╭─ DATASET

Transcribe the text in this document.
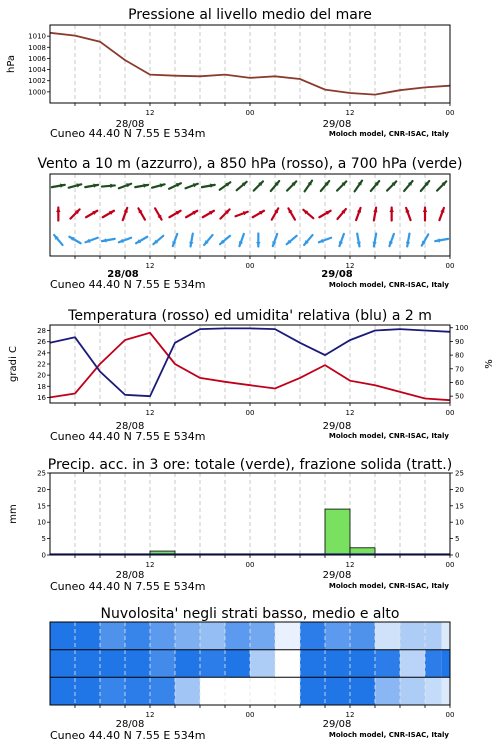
Pressione al livello medio del mare
hPa
1000
1002
1004
1006
1008
1010
12	00	12	00
28/08	29/08
Cuneo 44.40 N 7.55 E 534m	Moloch model, CNR-ISAC, Italy
Vento a 10 m (azzurro), a 850 hPa (rosso), a 700 hPa (verde)
12	00	12	00
28/08	29/08
Cuneo 44.40 N 7.55 E 534m	Moloch model, CNR-ISAC, Italy
Temperatura (rosso) ed umidita' relativa (blu) a 2 m
gradi C	%
16
18
20
22
24
26
28
50
60
70
80
90
100
12	00	12	00
28/08	29/08
Cuneo 44.40 N 7.55 E 534m	Moloch model, CNR-ISAC, Italy
Precip. acc. in 3 ore: totale (verde), frazione solida (tratt.)
mm
0
5
10
15
20
25
0
5
10
15
20
25
12	00	12	00
28/08	29/08
Cuneo 44.40 N 7.55 E 534m	Moloch model, CNR-ISAC, Italy
Nuvolosita' negli strati basso, medio e alto
12	00	12	00
28/08	29/08
Cuneo 44.40 N 7.55 E 534m	Moloch model, CNR-ISAC, Italy
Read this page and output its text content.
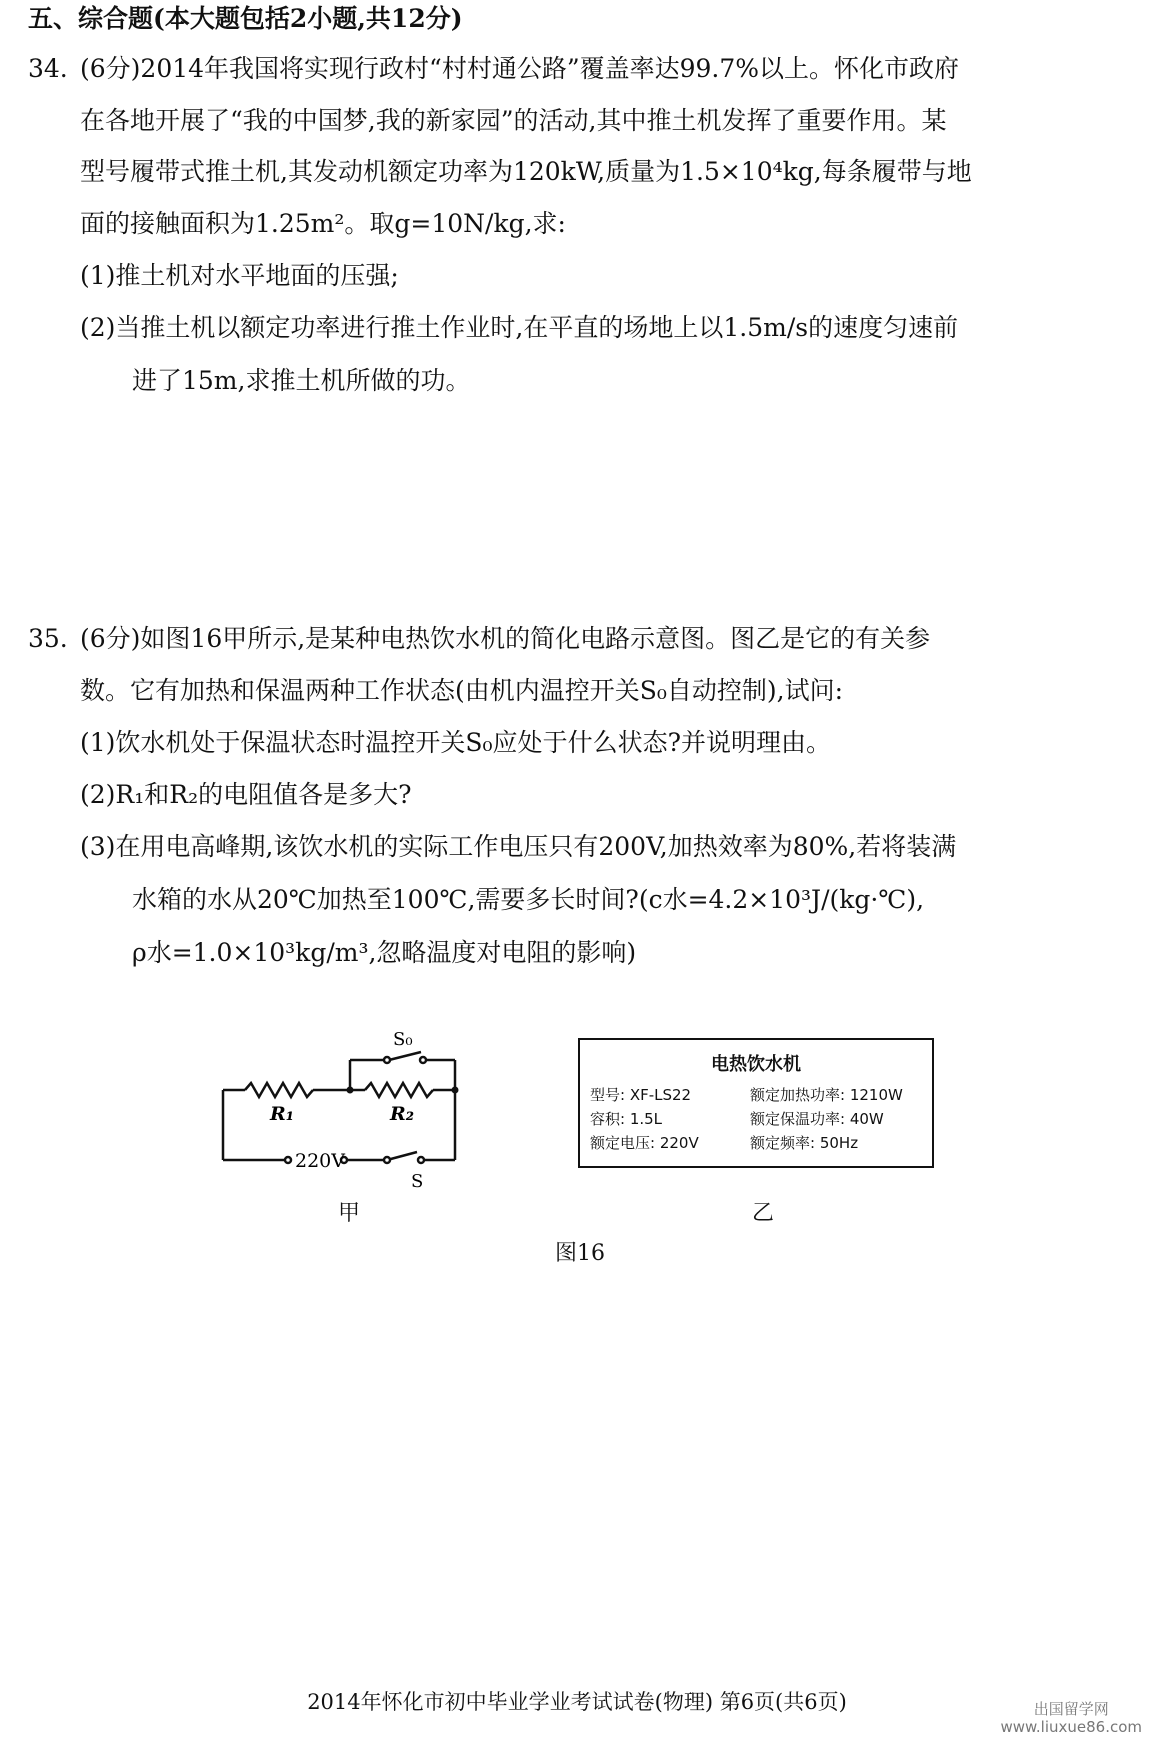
五、综合题(本大题包括2小题,共12分)
34. (6分)2014年我国将实现行政村“村村通公路”覆盖率达99.7%以上。怀化市政府
在各地开展了“我的中国梦,我的新家园”的活动,其中推土机发挥了重要作用。某
型号履带式推土机,其发动机额定功率为120kW,质量为1.5×10⁴kg,每条履带与地
面的接触面积为1.25m²。取g=10N/kg,求:
(1)推土机对水平地面的压强;
(2)当推土机以额定功率进行推土作业时,在平直的场地上以1.5m/s的速度匀速前
进了15m,求推土机所做的功。
35. (6分)如图16甲所示,是某种电热饮水机的简化电路示意图。图乙是它的有关参
数。它有加热和保温两种工作状态(由机内温控开关S₀自动控制),试问:
(1)饮水机处于保温状态时温控开关S₀应处于什么状态?并说明理由。
(2)R₁和R₂的电阻值各是多大?
(3)在用电高峰期,该饮水机的实际工作电压只有200V,加热效率为80%,若将装满
水箱的水从20℃加热至100℃,需要多长时间?(c水=4.2×10³J/(kg·℃),
ρ水=1.0×10³kg/m³,忽略温度对电阻的影响)
S₀
R₁	R₂
220V
S
甲
电热饮水机
型号: XF-LS22	额定加热功率: 1210W
容积: 1.5L	额定保温功率: 40W
额定电压: 220V	额定频率: 50Hz
乙
图16
2014年怀化市初中毕业学业考试试卷(物理) 第6页(共6页)	出国留学网
www.liuxue86.com
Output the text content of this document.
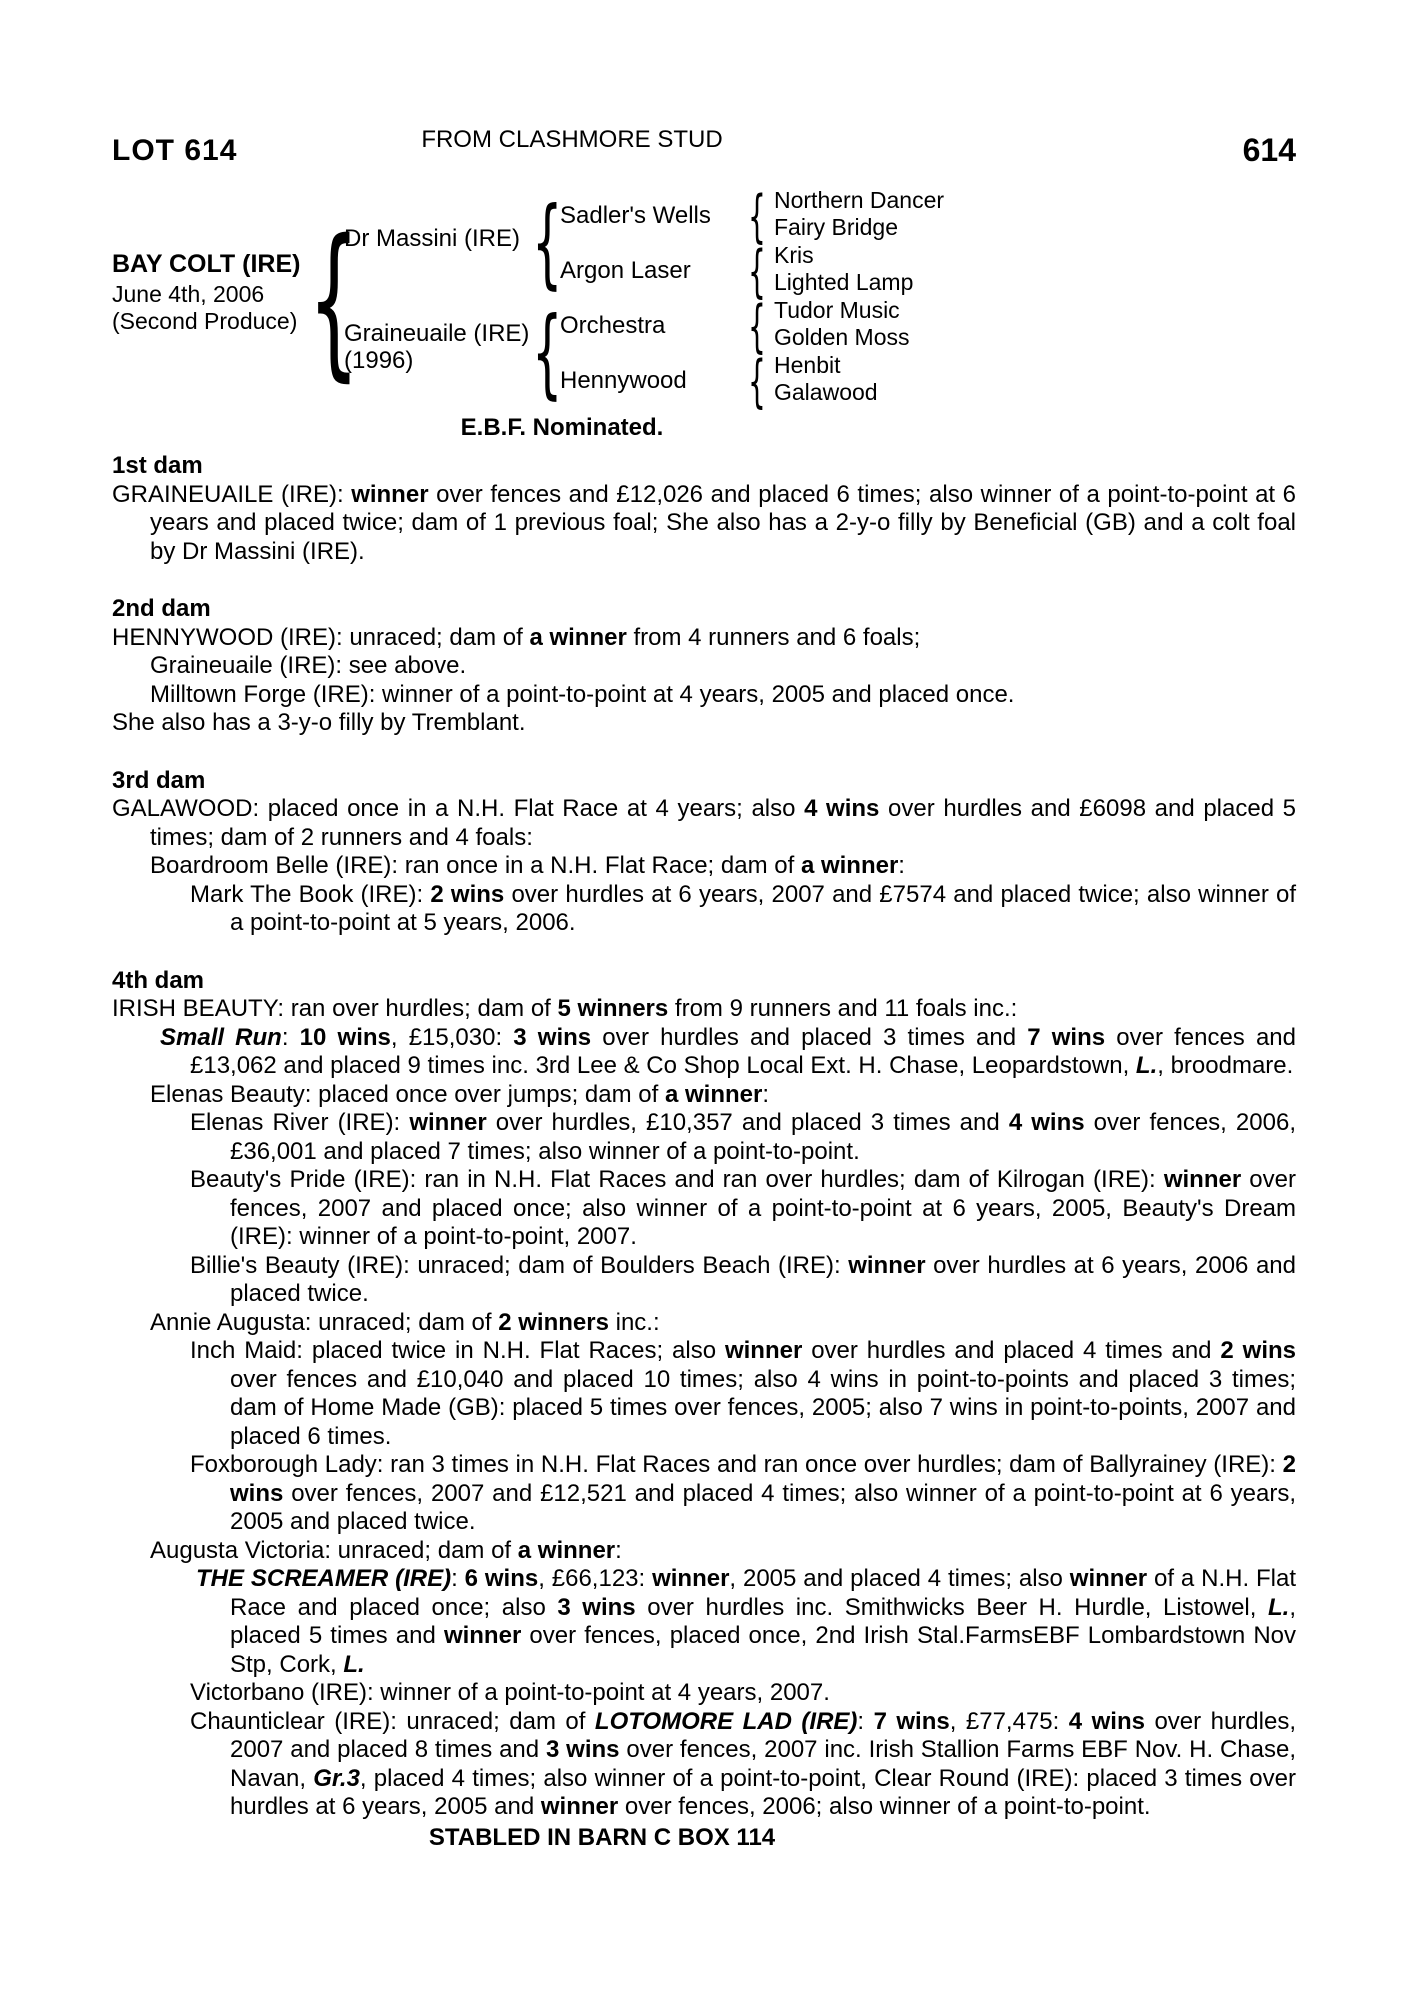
LOT 614	FROM CLASHMORE STUD	614
BAY COLT (IRE)
June 4th, 2006
(Second Produce)
{
Dr Massini (IRE)
Graineuaile (IRE)
(1996)
{
{
Sadler's Wells
Argon Laser
Orchestra
Hennywood
{
{
{
{
Northern Dancer
Fairy Bridge
Kris
Lighted Lamp
Tudor Music
Golden Moss
Henbit
Galawood
E.B.F. Nominated.
1st dam
GRAINEUAILE (IRE): winner over fences and £12,026 and placed 6 times; also winner of a point-to-point at 6 years and placed twice; dam of 1 previous foal; She also has a 2-y-o filly by Beneficial (GB) and a colt foal by Dr Massini (IRE).
2nd dam
HENNYWOOD (IRE): unraced; dam of a winner from 4 runners and 6 foals;
Graineuaile (IRE): see above.
Milltown Forge (IRE): winner of a point-to-point at 4 years, 2005 and placed once.
She also has a 3-y-o filly by Tremblant.
3rd dam
GALAWOOD: placed once in a N.H. Flat Race at 4 years; also 4 wins over hurdles and £6098 and placed 5 times; dam of 2 runners and 4 foals:
Boardroom Belle (IRE): ran once in a N.H. Flat Race; dam of a winner:
Mark The Book (IRE): 2 wins over hurdles at 6 years, 2007 and £7574 and placed twice; also winner of a point-to-point at 5 years, 2006.
4th dam
IRISH BEAUTY: ran over hurdles; dam of 5 winners from 9 runners and 11 foals inc.:
Small Run: 10 wins, £15,030: 3 wins over hurdles and placed 3 times and 7 wins over fences and £13,062 and placed 9 times inc. 3rd Lee & Co Shop Local Ext. H. Chase, Leopardstown, L., broodmare.
Elenas Beauty: placed once over jumps; dam of a winner:
Elenas River (IRE): winner over hurdles, £10,357 and placed 3 times and 4 wins over fences, 2006, £36,001 and placed 7 times; also winner of a point-to-point.
Beauty's Pride (IRE): ran in N.H. Flat Races and ran over hurdles; dam of Kilrogan (IRE): winner over fences, 2007 and placed once; also winner of a point-to-point at 6 years, 2005, Beauty's Dream (IRE): winner of a point-to-point, 2007.
Billie's Beauty (IRE): unraced; dam of Boulders Beach (IRE): winner over hurdles at 6 years, 2006 and placed twice.
Annie Augusta: unraced; dam of 2 winners inc.:
Inch Maid: placed twice in N.H. Flat Races; also winner over hurdles and placed 4 times and 2 wins over fences and £10,040 and placed 10 times; also 4 wins in point-to-points and placed 3 times; dam of Home Made (GB): placed 5 times over fences, 2005; also 7 wins in point-to-points, 2007 and placed 6 times.
Foxborough Lady: ran 3 times in N.H. Flat Races and ran once over hurdles; dam of Ballyrainey (IRE): 2 wins over fences, 2007 and £12,521 and placed 4 times; also winner of a point-to-point at 6 years, 2005 and placed twice.
Augusta Victoria: unraced; dam of a winner:
THE SCREAMER (IRE): 6 wins, £66,123: winner, 2005 and placed 4 times; also winner of a N.H. Flat Race and placed once; also 3 wins over hurdles inc. Smithwicks Beer H. Hurdle, Listowel, L., placed 5 times and winner over fences, placed once, 2nd Irish Stal.FarmsEBF Lombardstown Nov Stp, Cork, L.
Victorbano (IRE): winner of a point-to-point at 4 years, 2007.
Chaunticlear (IRE): unraced; dam of LOTOMORE LAD (IRE): 7 wins, £77,475: 4 wins over hurdles, 2007 and placed 8 times and 3 wins over fences, 2007 inc. Irish Stallion Farms EBF Nov. H. Chase, Navan, Gr.3, placed 4 times; also winner of a point-to-point, Clear Round (IRE): placed 3 times over hurdles at 6 years, 2005 and winner over fences, 2006; also winner of a point-to-point.
STABLED IN BARN C BOX 114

╰─

• GIVEN REQUEST
Pick out the lines that include the word "rosso" and write them out.

• WRITTEN REPLY
Vento a 10 m (azzurro), a 850 hPa (rosso), a 700 hPa (verde)
Temperatura (rosso) ed umidita' relativa (blu) a 2 m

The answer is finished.